*Task prompt*. Could you reproduce every one of the rows below word for word, omitting the pictures?

*Provided records*.
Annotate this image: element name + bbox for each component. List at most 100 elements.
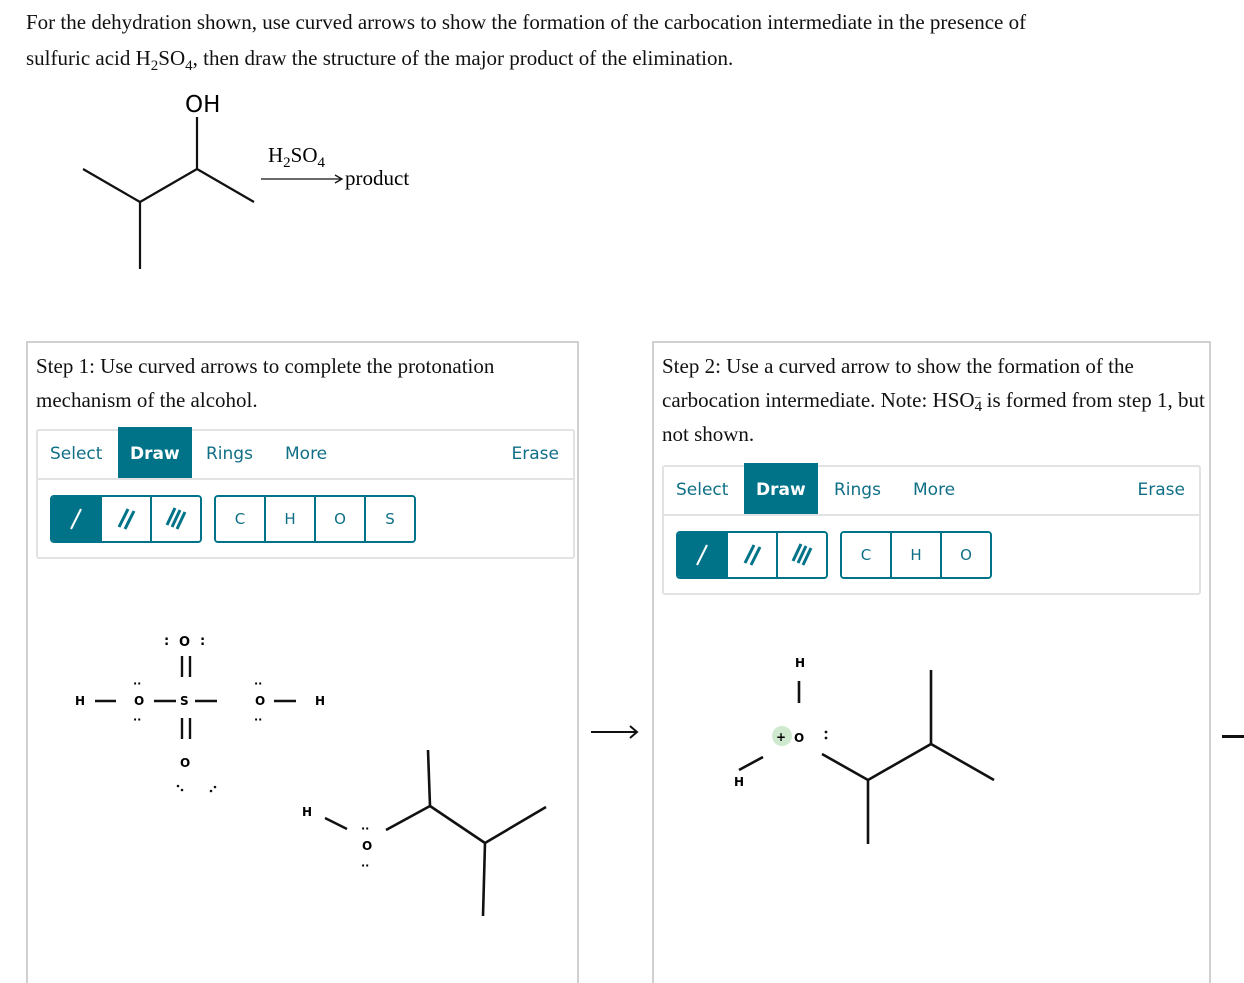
single-bond-icon (696, 544, 708, 566)
lone-pair: ·· (361, 822, 369, 835)
tab-select[interactable]: Select (664, 467, 740, 514)
step2-panel: Step 2: Use a curved arrow to show the f… (652, 341, 1211, 983)
question-line-1: For the dehydration shown, use curved ar… (26, 10, 1027, 34)
atom-button-c[interactable]: C (842, 533, 892, 577)
bond (481, 842, 487, 917)
lone-pair: ·· (254, 677, 262, 690)
subscript: 4 (318, 155, 326, 171)
oxonium-molecule: H + O H (734, 656, 995, 844)
tab-rings[interactable]: Rings (194, 431, 265, 478)
atom-s: S (180, 694, 189, 708)
atom-button-group: C H O (840, 531, 992, 579)
double-bond-button[interactable] (102, 497, 152, 541)
triple-bond-icon (791, 543, 813, 566)
double-bond-button[interactable] (728, 533, 778, 577)
step2-drawing-canvas[interactable]: H + O H (654, 608, 1209, 983)
single-bond-button[interactable] (52, 497, 102, 541)
triple-bond-button[interactable] (152, 497, 200, 541)
question-line-2: sulfuric acid H2SO4, then draw the struc… (26, 40, 1226, 76)
sulfuric-acid-molecule: O : : S H O ·· ·· O ·· ·· H O (75, 634, 325, 793)
text: sulfuric acid H (26, 46, 151, 70)
bond (139, 168, 198, 203)
bond (429, 804, 486, 845)
atom-o: O (362, 839, 372, 853)
text: , then draw the structure of the major p… (192, 46, 734, 70)
lone-pair-dot (824, 736, 828, 740)
single-bond-icon (70, 508, 82, 530)
atom-o-top: O (179, 635, 190, 650)
atom-o-left: O (134, 694, 144, 708)
lone-pair: ·· (133, 677, 141, 690)
atom-button-group: C H O S (214, 495, 416, 543)
atom-o-right: O (255, 694, 265, 708)
text: H (268, 143, 283, 167)
triple-bond-button[interactable] (778, 533, 826, 577)
atom-o-bottom: O (180, 756, 190, 770)
lone-pair: : (164, 634, 169, 649)
lone-pair: ·· (133, 713, 141, 726)
step1-tab-bar: Select Draw Rings More Erase (38, 427, 573, 480)
reaction-scheme: OH H2SO4 product (82, 92, 409, 269)
atom-h-left: H (734, 775, 744, 789)
bond (196, 168, 255, 203)
bond (484, 805, 547, 845)
step1-toolbar: Select Draw Rings More Erase C H O S (36, 427, 575, 559)
erase-button[interactable]: Erase (1126, 467, 1197, 514)
step2-toolbar: Select Draw Rings More Erase C H O (662, 463, 1201, 595)
tab-draw[interactable]: Draw (744, 463, 818, 514)
bond-button-group (50, 495, 202, 543)
bond (82, 168, 141, 203)
lone-pair-dot (209, 789, 213, 793)
reactant-skeleton (82, 117, 255, 269)
lone-pair-dot (213, 785, 217, 789)
triple-bond-icon (165, 507, 187, 530)
bond (930, 742, 995, 782)
atom-o: O (794, 731, 804, 745)
double-bond-icon (117, 508, 136, 530)
lone-pair: ·· (361, 859, 369, 872)
bond (738, 755, 764, 772)
text: SO (291, 143, 318, 167)
hydroxyl-label: OH (185, 92, 220, 118)
subscript: 2 (283, 155, 291, 171)
bond-button-group (676, 531, 828, 579)
erase-button[interactable]: Erase (500, 431, 571, 478)
subscript: 4 (185, 58, 193, 74)
reaction-arrow (261, 174, 344, 184)
product-label: product (345, 166, 409, 190)
bond (385, 804, 431, 832)
atom-h: H (302, 805, 312, 819)
step1-title: Step 1: Use curved arrows to complete th… (36, 354, 495, 412)
svg-text:H2SO4: H2SO4 (268, 143, 326, 171)
step1-drawing-canvas[interactable]: O : : S H O ·· ·· O ·· ·· H O H O ·· ·· (28, 573, 577, 983)
positive-charge: + (776, 730, 786, 744)
lone-pair-dot (176, 784, 180, 788)
tab-more[interactable]: More (901, 467, 967, 514)
bond (426, 749, 432, 807)
atom-h-left: H (75, 694, 85, 708)
step2-title: Step 2: Use a curved arrow to show the f… (662, 349, 1207, 451)
bond (821, 752, 869, 782)
bond (867, 742, 932, 782)
lone-pair: : (200, 634, 205, 649)
single-bond-button[interactable] (678, 533, 728, 577)
step-transition-arrow (591, 725, 639, 739)
step1-panel: Step 1: Use curved arrows to complete th… (26, 341, 579, 983)
atom-button-o[interactable]: O (316, 497, 366, 541)
atom-button-h[interactable]: H (266, 497, 316, 541)
lone-pair: ·· (254, 713, 262, 726)
atom-button-s[interactable]: S (366, 497, 414, 541)
lone-pair-dot (824, 730, 828, 734)
atom-button-c[interactable]: C (216, 497, 266, 541)
atom-button-h[interactable]: H (892, 533, 942, 577)
tab-more[interactable]: More (273, 431, 339, 478)
tab-rings[interactable]: Rings (822, 467, 893, 514)
atom-button-o[interactable]: O (942, 533, 990, 577)
tab-draw[interactable]: Draw (118, 427, 192, 478)
tab-select[interactable]: Select (38, 431, 114, 478)
step2-tab-bar: Select Draw Rings More Erase (664, 463, 1199, 516)
text: SO (158, 46, 186, 70)
double-bond-icon (743, 544, 762, 566)
bond (324, 816, 348, 831)
atom-h-top: H (795, 656, 805, 670)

*Problem solution*.
Annotate this image: element name + bbox for each component. List at most 100 elements.
single-bond-icon (696, 544, 708, 566)
lone-pair: ·· (361, 822, 369, 835)
tab-select[interactable]: Select (664, 467, 740, 514)
step2-panel: Step 2: Use a curved arrow to show the f… (652, 341, 1211, 983)
question-line-1: For the dehydration shown, use curved ar… (26, 10, 1027, 34)
atom-button-c[interactable]: C (842, 533, 892, 577)
bond (481, 842, 487, 917)
lone-pair: ·· (254, 677, 262, 690)
subscript: 4 (318, 155, 326, 171)
oxonium-molecule: H + O H (734, 656, 995, 844)
tab-rings[interactable]: Rings (194, 431, 265, 478)
atom-s: S (180, 694, 189, 708)
atom-button-group: C H O (840, 531, 992, 579)
double-bond-button[interactable] (102, 497, 152, 541)
triple-bond-icon (791, 543, 813, 566)
double-bond-button[interactable] (728, 533, 778, 577)
step2-drawing-canvas[interactable]: H + O H (654, 608, 1209, 983)
single-bond-button[interactable] (52, 497, 102, 541)
triple-bond-button[interactable] (152, 497, 200, 541)
question-line-2: sulfuric acid H2SO4, then draw the struc… (26, 40, 1226, 76)
sulfuric-acid-molecule: O : : S H O ·· ·· O ·· ·· H O (75, 634, 325, 793)
text: sulfuric acid H (26, 46, 151, 70)
bond (139, 168, 198, 203)
bond (429, 804, 486, 845)
atom-o: O (362, 839, 372, 853)
text: , then draw the structure of the major p… (192, 46, 734, 70)
lone-pair-dot (824, 736, 828, 740)
single-bond-icon (70, 508, 82, 530)
atom-o-top: O (179, 635, 190, 650)
atom-o-left: O (134, 694, 144, 708)
lone-pair: ·· (133, 677, 141, 690)
atom-button-group: C H O S (214, 495, 416, 543)
atom-o-right: O (255, 694, 265, 708)
text: H (268, 143, 283, 167)
triple-bond-button[interactable] (778, 533, 826, 577)
atom-o-bottom: O (180, 756, 190, 770)
lone-pair: : (164, 634, 169, 649)
lone-pair: ·· (133, 713, 141, 726)
step1-tab-bar: Select Draw Rings More Erase (38, 427, 573, 480)
reaction-scheme: OH H2SO4 product (82, 92, 409, 269)
atom-h-left: H (734, 775, 744, 789)
bond (196, 168, 255, 203)
bond (484, 805, 547, 845)
step1-toolbar: Select Draw Rings More Erase C H O S (36, 427, 575, 559)
erase-button[interactable]: Erase (1126, 467, 1197, 514)
step2-toolbar: Select Draw Rings More Erase C H O (662, 463, 1201, 595)
tab-draw[interactable]: Draw (744, 463, 818, 514)
bond-button-group (50, 495, 202, 543)
bond (82, 168, 141, 203)
lone-pair-dot (209, 789, 213, 793)
reactant-skeleton (82, 117, 255, 269)
lone-pair-dot (213, 785, 217, 789)
triple-bond-icon (165, 507, 187, 530)
bond (930, 742, 995, 782)
atom-o: O (794, 731, 804, 745)
double-bond-icon (117, 508, 136, 530)
lone-pair: ·· (361, 859, 369, 872)
bond (738, 755, 764, 772)
text: SO (291, 143, 318, 167)
hydroxyl-label: OH (185, 92, 220, 118)
subscript: 2 (283, 155, 291, 171)
bond-button-group (676, 531, 828, 579)
erase-button[interactable]: Erase (500, 431, 571, 478)
subscript: 4 (185, 58, 193, 74)
reaction-arrow (261, 174, 344, 184)
product-label: product (345, 166, 409, 190)
bond (385, 804, 431, 832)
atom-h: H (302, 805, 312, 819)
step1-title: Step 1: Use curved arrows to complete th… (36, 354, 495, 412)
svg-text:H2SO4: H2SO4 (268, 143, 326, 171)
step1-drawing-canvas[interactable]: O : : S H O ·· ·· O ·· ·· H O H O ·· ·· (28, 573, 577, 983)
positive-charge: + (776, 730, 786, 744)
lone-pair-dot (176, 784, 180, 788)
tab-more[interactable]: More (901, 467, 967, 514)
bond (426, 749, 432, 807)
atom-h-left: H (75, 694, 85, 708)
step2-title: Step 2: Use a curved arrow to show the f… (662, 349, 1207, 451)
bond (821, 752, 869, 782)
bond (867, 742, 932, 782)
lone-pair: : (200, 634, 205, 649)
single-bond-button[interactable] (678, 533, 728, 577)
step-transition-arrow (591, 725, 639, 739)
step1-panel: Step 1: Use curved arrows to complete th… (26, 341, 579, 983)
atom-button-o[interactable]: O (316, 497, 366, 541)
atom-button-h[interactable]: H (266, 497, 316, 541)
lone-pair: ·· (254, 713, 262, 726)
atom-button-s[interactable]: S (366, 497, 414, 541)
lone-pair-dot (824, 730, 828, 734)
atom-button-c[interactable]: C (216, 497, 266, 541)
atom-button-h[interactable]: H (892, 533, 942, 577)
tab-more[interactable]: More (273, 431, 339, 478)
tab-rings[interactable]: Rings (822, 467, 893, 514)
atom-button-o[interactable]: O (942, 533, 990, 577)
tab-draw[interactable]: Draw (118, 427, 192, 478)
tab-select[interactable]: Select (38, 431, 114, 478)
step2-tab-bar: Select Draw Rings More Erase (664, 463, 1199, 516)
text: SO (158, 46, 186, 70)
double-bond-icon (743, 544, 762, 566)
bond (324, 816, 348, 831)
atom-h-top: H (795, 656, 805, 670)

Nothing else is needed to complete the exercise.